■ **What you are asked to do**:
Write the data out again, character for character, with no images.

■ **Data lines**:
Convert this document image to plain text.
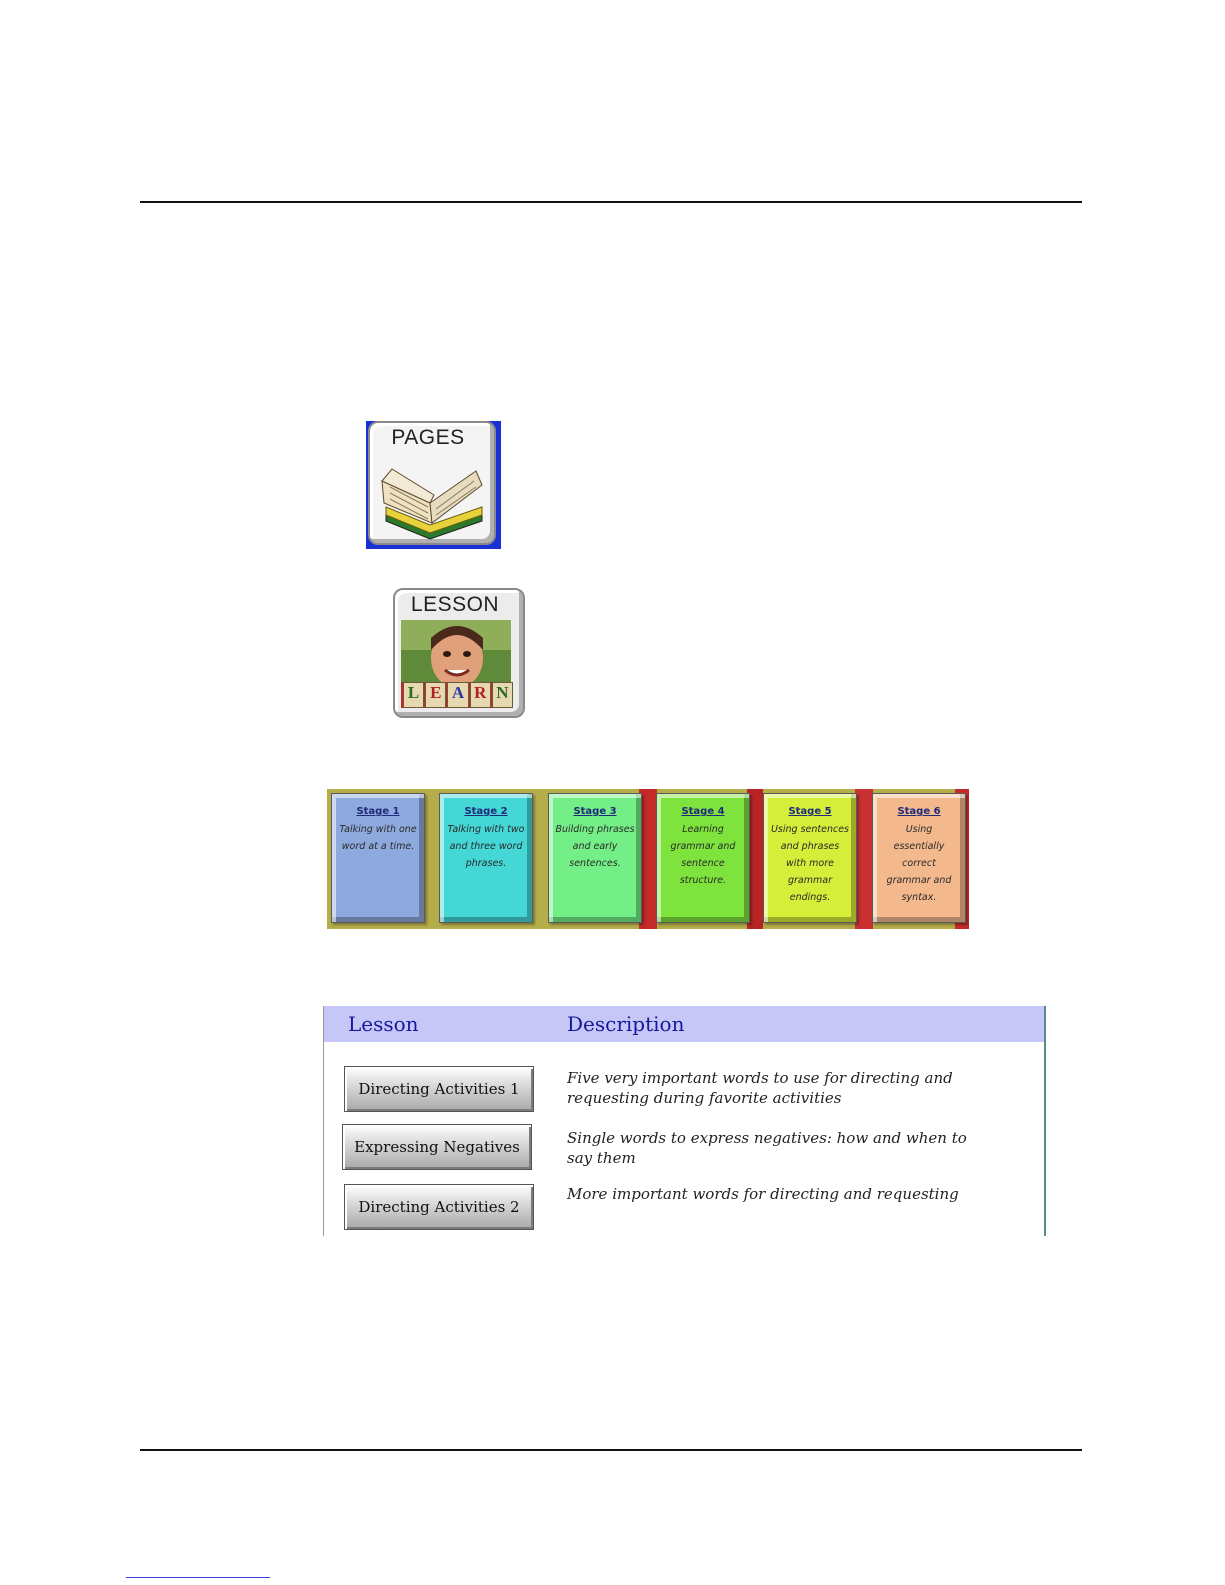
PAGES
LESSON
L E A R N
Stage 1
Talking with one word at a time.
Stage 2
Talking with two and three word phrases.
Stage 3
Building phrases and early sentences.
Stage 4
Learning grammar and sentence structure.
Stage 5
Using sentences and phrases with more grammar endings.
Stage 6
Using essentially correct grammar and syntax.
Lesson	Description
Directing Activities 1
Five very important words to use for directing and requesting during favorite activities
Expressing Negatives	Single words to express negatives: how and when to say them
Directing Activities 2
More important words for directing and requesting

■ **Finished task**:
Convert this document image to plain text.
PAGES
LESSON
L E A R N
Stage 1
Talking with one word at a time.
Stage 2
Talking with two and three word phrases.
Stage 3
Building phrases and early sentences.
Stage 4
Learning grammar and sentence structure.
Stage 5
Using sentences and phrases with more grammar endings.
Stage 6
Using essentially correct grammar and syntax.
Lesson	Description
Directing Activities 1
Five very important words to use for directing and requesting during favorite activities
Expressing Negatives	Single words to express negatives: how and when to say them
Directing Activities 2
More important words for directing and requesting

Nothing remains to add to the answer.